(Figure contents as structured data)

****

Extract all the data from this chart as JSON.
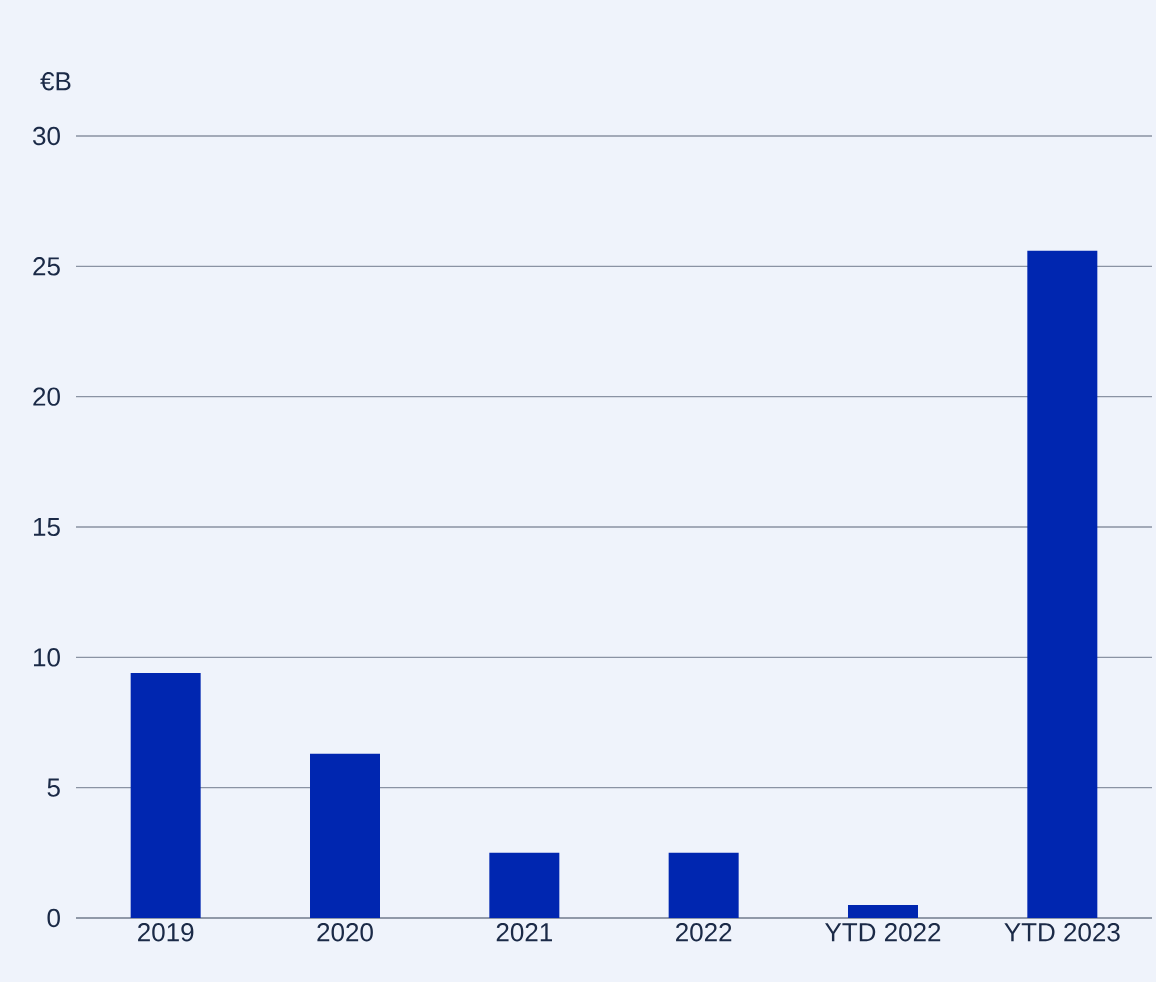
{
  "chart_data": {
    "type": "bar",
    "ylabel": "€B",
    "categories": [
      "2019",
      "2020",
      "2021",
      "2022",
      "YTD 2022",
      "YTD 2023"
    ],
    "values": [
      9.4,
      6.3,
      2.5,
      2.5,
      0.5,
      25.6
    ],
    "color": "#0026b0",
    "ylim": [
      0,
      30
    ],
    "yticks": [
      0,
      5,
      10,
      15,
      20,
      25,
      30
    ],
    "grid": "y"
  }
}
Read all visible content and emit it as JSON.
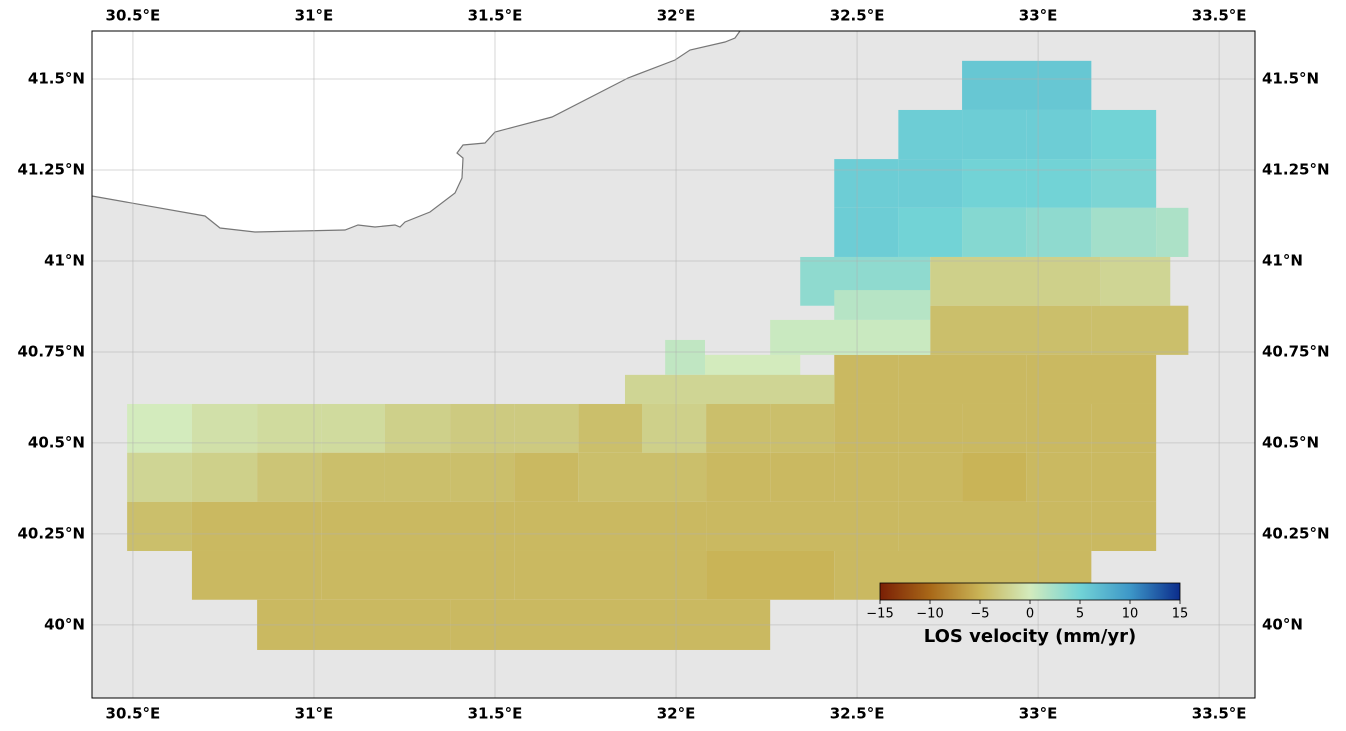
{
  "chart_data": {
    "type": "map",
    "xlim": [
      30.387,
      33.599
    ],
    "ylim": [
      39.799,
      41.632
    ],
    "xticks": [
      {
        "value": 30.5,
        "label": "30.5°E"
      },
      {
        "value": 31,
        "label": "31°E"
      },
      {
        "value": 31.5,
        "label": "31.5°E"
      },
      {
        "value": 32,
        "label": "32°E"
      },
      {
        "value": 32.5,
        "label": "32.5°E"
      },
      {
        "value": 33,
        "label": "33°E"
      },
      {
        "value": 33.5,
        "label": "33.5°E"
      }
    ],
    "yticks": [
      {
        "value": 40,
        "label": "40°N"
      },
      {
        "value": 40.25,
        "label": "40.25°N"
      },
      {
        "value": 40.5,
        "label": "40.5°N"
      },
      {
        "value": 40.75,
        "label": "40.75°N"
      },
      {
        "value": 41,
        "label": "41°N"
      },
      {
        "value": 41.25,
        "label": "41.25°N"
      },
      {
        "value": 41.5,
        "label": "41.5°N"
      }
    ],
    "grid": true,
    "colorbar": {
      "label": "LOS velocity (mm/yr)",
      "lim": [
        -15,
        15
      ],
      "colors": [
        "#7a1f05",
        "#a86818",
        "#c9b457",
        "#d3ebbd",
        "#72d3d6",
        "#3d97c8",
        "#0b2c8c"
      ],
      "ticks": [
        {
          "value": -15,
          "label": "−15"
        },
        {
          "value": -10,
          "label": "−10"
        },
        {
          "value": -5,
          "label": "−5"
        },
        0,
        5,
        10,
        15
      ]
    },
    "rows": [
      {
        "lat": [
          41.415,
          41.55
        ],
        "cells": [
          [
            32.79,
            33.147,
            6
          ]
        ]
      },
      {
        "lat": [
          41.28,
          41.415
        ],
        "cells": [
          [
            32.614,
            32.79,
            5.5
          ],
          [
            32.79,
            32.967,
            5.5
          ],
          [
            32.967,
            33.147,
            5.5
          ],
          [
            33.147,
            33.326,
            5
          ]
        ]
      },
      {
        "lat": [
          41.146,
          41.28
        ],
        "cells": [
          [
            32.437,
            32.614,
            5.5
          ],
          [
            32.614,
            32.79,
            5.5
          ],
          [
            32.79,
            32.967,
            5
          ],
          [
            32.967,
            33.147,
            5
          ],
          [
            33.147,
            33.326,
            4.5
          ]
        ]
      },
      {
        "lat": [
          41.011,
          41.146
        ],
        "cells": [
          [
            32.437,
            32.614,
            5.5
          ],
          [
            32.614,
            32.79,
            5
          ],
          [
            32.79,
            32.967,
            4
          ],
          [
            32.967,
            33.147,
            3.5
          ],
          [
            33.147,
            33.326,
            2.5
          ],
          [
            33.326,
            33.415,
            2
          ]
        ]
      },
      {
        "lat": [
          40.877,
          41.011
        ],
        "cells": [
          [
            32.343,
            32.702,
            3.5
          ],
          [
            32.702,
            33.172,
            -2.5
          ],
          [
            33.172,
            33.365,
            -2
          ]
        ]
      },
      {
        "lat": [
          40.742,
          40.877
        ],
        "cells": [
          [
            32.702,
            33.147,
            -4
          ],
          [
            33.147,
            33.415,
            -4
          ]
        ]
      },
      {
        "lat": [
          40.607,
          40.742
        ],
        "cells": [
          [
            32.437,
            32.614,
            -4.5
          ],
          [
            32.614,
            32.967,
            -4.5
          ],
          [
            32.967,
            33.326,
            -4.5
          ]
        ]
      },
      {
        "lat": [
          40.838,
          40.92
        ],
        "cells": [
          [
            32.437,
            32.702,
            1.5
          ]
        ]
      },
      {
        "lat": [
          40.742,
          40.838
        ],
        "cells": [
          [
            32.26,
            32.702,
            0.5
          ]
        ]
      },
      {
        "lat": [
          40.687,
          40.783
        ],
        "cells": [
          [
            31.97,
            32.08,
            1
          ]
        ]
      },
      {
        "lat": [
          40.673,
          40.742
        ],
        "cells": [
          [
            32.08,
            32.343,
            0
          ]
        ]
      },
      {
        "lat": [
          40.607,
          40.687
        ],
        "cells": [
          [
            31.859,
            32.437,
            -2
          ]
        ]
      },
      {
        "lat": [
          40.473,
          40.607
        ],
        "cells": [
          [
            30.484,
            30.663,
            0
          ],
          [
            30.663,
            30.843,
            -1
          ],
          [
            30.843,
            31.02,
            -1.5
          ],
          [
            31.02,
            31.196,
            -1.5
          ],
          [
            31.196,
            31.376,
            -2.5
          ],
          [
            31.376,
            31.553,
            -3
          ],
          [
            31.553,
            31.73,
            -3
          ],
          [
            31.73,
            31.906,
            -4
          ],
          [
            31.906,
            32.083,
            -2.5
          ],
          [
            32.083,
            32.26,
            -4
          ],
          [
            32.26,
            32.437,
            -4
          ],
          [
            32.437,
            32.614,
            -4.5
          ],
          [
            32.614,
            32.79,
            -4.5
          ],
          [
            32.79,
            32.967,
            -4.5
          ],
          [
            32.967,
            33.147,
            -4.5
          ],
          [
            33.147,
            33.326,
            -4.5
          ]
        ]
      },
      {
        "lat": [
          40.338,
          40.473
        ],
        "cells": [
          [
            30.484,
            30.663,
            -2
          ],
          [
            30.663,
            30.843,
            -2.5
          ],
          [
            30.843,
            31.02,
            -3.5
          ],
          [
            31.02,
            31.196,
            -4
          ],
          [
            31.196,
            31.376,
            -4
          ],
          [
            31.376,
            31.553,
            -4
          ],
          [
            31.553,
            31.73,
            -4.5
          ],
          [
            31.73,
            31.906,
            -4
          ],
          [
            31.906,
            32.083,
            -4
          ],
          [
            32.083,
            32.26,
            -4.5
          ],
          [
            32.26,
            32.437,
            -4.5
          ],
          [
            32.437,
            32.614,
            -4.5
          ],
          [
            32.614,
            32.79,
            -4.5
          ],
          [
            32.79,
            32.967,
            -5
          ],
          [
            32.967,
            33.147,
            -4.5
          ],
          [
            33.147,
            33.326,
            -4.5
          ]
        ]
      },
      {
        "lat": [
          40.203,
          40.338
        ],
        "cells": [
          [
            30.484,
            30.663,
            -4
          ],
          [
            30.663,
            31.02,
            -4.5
          ],
          [
            31.02,
            31.553,
            -4.5
          ],
          [
            31.553,
            32.083,
            -4.5
          ],
          [
            32.083,
            32.614,
            -4.5
          ],
          [
            32.614,
            33.147,
            -4.5
          ],
          [
            33.147,
            33.326,
            -4.5
          ]
        ]
      },
      {
        "lat": [
          40.069,
          40.203
        ],
        "cells": [
          [
            30.663,
            31.02,
            -4.5
          ],
          [
            31.02,
            31.553,
            -4.5
          ],
          [
            31.553,
            32.083,
            -4.5
          ],
          [
            32.083,
            32.437,
            -5
          ],
          [
            32.437,
            33.147,
            -4.5
          ]
        ]
      },
      {
        "lat": [
          39.931,
          40.069
        ],
        "cells": [
          [
            30.843,
            31.376,
            -4.5
          ],
          [
            31.376,
            31.906,
            -4.5
          ],
          [
            31.906,
            32.26,
            -4.5
          ]
        ]
      }
    ]
  }
}
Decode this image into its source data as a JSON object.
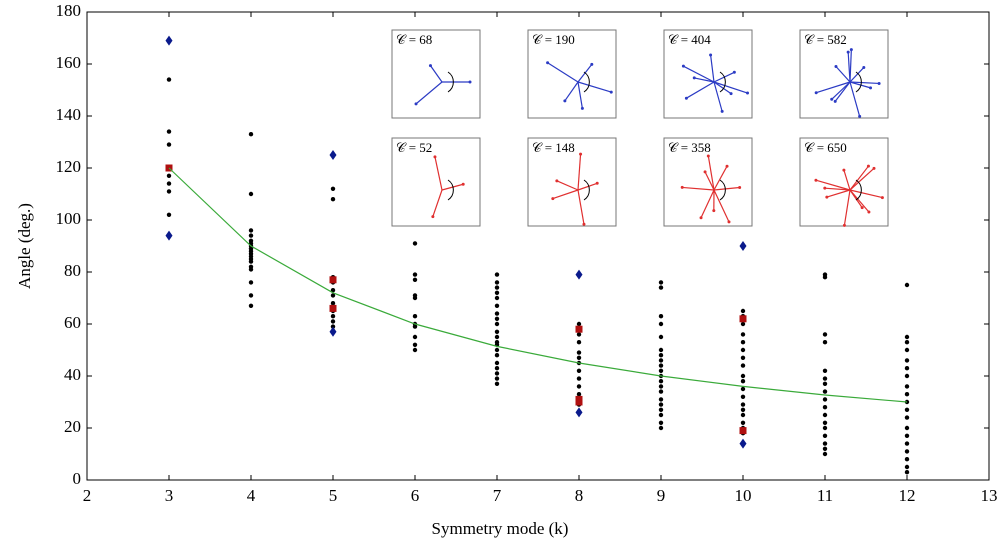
{
  "chart_data": {
    "type": "scatter",
    "xlabel": "Symmetry mode (k)",
    "ylabel": "Angle (deg.)",
    "xlim": [
      2,
      13
    ],
    "ylim": [
      0,
      180
    ],
    "xticks": [
      2,
      3,
      4,
      5,
      6,
      7,
      8,
      9,
      10,
      11,
      12,
      13
    ],
    "yticks": [
      0,
      20,
      40,
      60,
      80,
      100,
      120,
      140,
      160,
      180
    ],
    "annotations": [
      "𝒞 = 68",
      "𝒞 = 190",
      "𝒞 = 404",
      "𝒞 = 582",
      "𝒞 = 52",
      "𝒞 = 148",
      "𝒞 = 358",
      "𝒞 = 650"
    ],
    "series": [
      {
        "marker": "dot",
        "color": "#000000",
        "x": [
          3,
          3,
          3,
          3,
          3,
          3,
          3,
          3,
          4,
          4,
          4,
          4,
          4,
          4,
          4,
          4,
          4,
          4,
          4,
          4,
          4,
          4,
          4,
          4,
          4,
          4,
          5,
          5,
          5,
          5,
          5,
          5,
          5,
          5,
          5,
          5,
          5,
          6,
          6,
          6,
          6,
          6,
          6,
          6,
          6,
          6,
          6,
          6,
          7,
          7,
          7,
          7,
          7,
          7,
          7,
          7,
          7,
          7,
          7,
          7,
          7,
          7,
          7,
          7,
          7,
          7,
          7,
          7,
          8,
          8,
          8,
          8,
          8,
          8,
          8,
          8,
          8,
          8,
          8,
          8,
          8,
          9,
          9,
          9,
          9,
          9,
          9,
          9,
          9,
          9,
          9,
          9,
          9,
          9,
          9,
          9,
          9,
          9,
          9,
          9,
          9,
          10,
          10,
          10,
          10,
          10,
          10,
          10,
          10,
          10,
          10,
          10,
          10,
          10,
          10,
          10,
          10,
          10,
          10,
          11,
          11,
          11,
          11,
          11,
          11,
          11,
          11,
          11,
          11,
          11,
          11,
          11,
          11,
          11,
          11,
          11,
          12,
          12,
          12,
          12,
          12,
          12,
          12,
          12,
          12,
          12,
          12,
          12,
          12,
          12,
          12,
          12,
          12,
          12,
          12
        ],
        "values": [
          154,
          134,
          129,
          120,
          117,
          114,
          111,
          102,
          133,
          110,
          96,
          94,
          92,
          91,
          90,
          89,
          88,
          87,
          86,
          85,
          84,
          82,
          81,
          76,
          71,
          67,
          112,
          108,
          78,
          76,
          73,
          71,
          68,
          65,
          63,
          61,
          59,
          91,
          79,
          77,
          71,
          70,
          63,
          60,
          59,
          55,
          52,
          50,
          79,
          76,
          74,
          72,
          70,
          67,
          64,
          62,
          60,
          57,
          55,
          53,
          52,
          50,
          48,
          45,
          43,
          41,
          39,
          37,
          60,
          58,
          56,
          53,
          49,
          47,
          45,
          42,
          39,
          36,
          33,
          31,
          29,
          76,
          74,
          63,
          60,
          55,
          50,
          48,
          46,
          44,
          42,
          40,
          38,
          36,
          34,
          31,
          29,
          27,
          25,
          22,
          20,
          65,
          63,
          60,
          56,
          53,
          50,
          47,
          44,
          40,
          38,
          35,
          32,
          29,
          27,
          25,
          22,
          20,
          18,
          79,
          78,
          56,
          53,
          42,
          39,
          37,
          34,
          31,
          28,
          25,
          22,
          20,
          17,
          14,
          12,
          10,
          75,
          55,
          53,
          50,
          46,
          43,
          40,
          36,
          33,
          30,
          27,
          24,
          20,
          17,
          14,
          11,
          8,
          5,
          3
        ]
      },
      {
        "marker": "square",
        "color": "#b01010",
        "x": [
          3,
          5,
          5,
          8,
          8,
          8,
          10,
          10
        ],
        "values": [
          120,
          77,
          66,
          58,
          31,
          30,
          62,
          19
        ]
      },
      {
        "marker": "diamond",
        "color": "#0a1a8c",
        "x": [
          3,
          3,
          5,
          5,
          8,
          8,
          10,
          10
        ],
        "values": [
          169,
          94,
          125,
          57,
          79,
          26,
          90,
          14
        ]
      },
      {
        "marker": "line",
        "color": "#3aaa3a",
        "x": [
          3,
          4,
          5,
          6,
          7,
          8,
          9,
          10,
          11,
          12
        ],
        "values": [
          120,
          90,
          72,
          60,
          51.4,
          45,
          40,
          36,
          32.7,
          30
        ]
      }
    ]
  }
}
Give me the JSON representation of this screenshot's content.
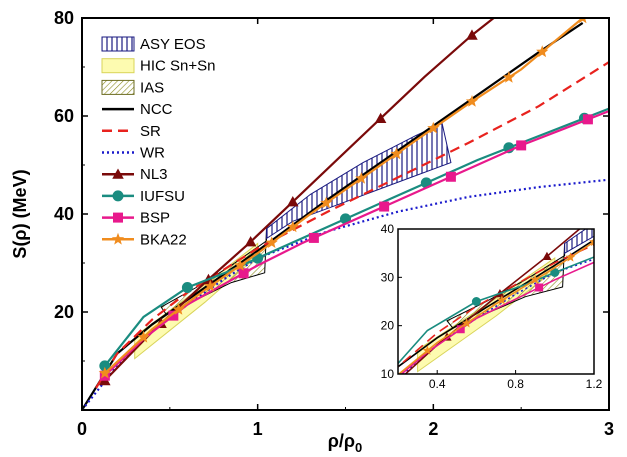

****

PROBLEM TO SOLVE »
In how many lines does the word "JSON" appear? Respond with the number alone.

COMPLETED TASK »
4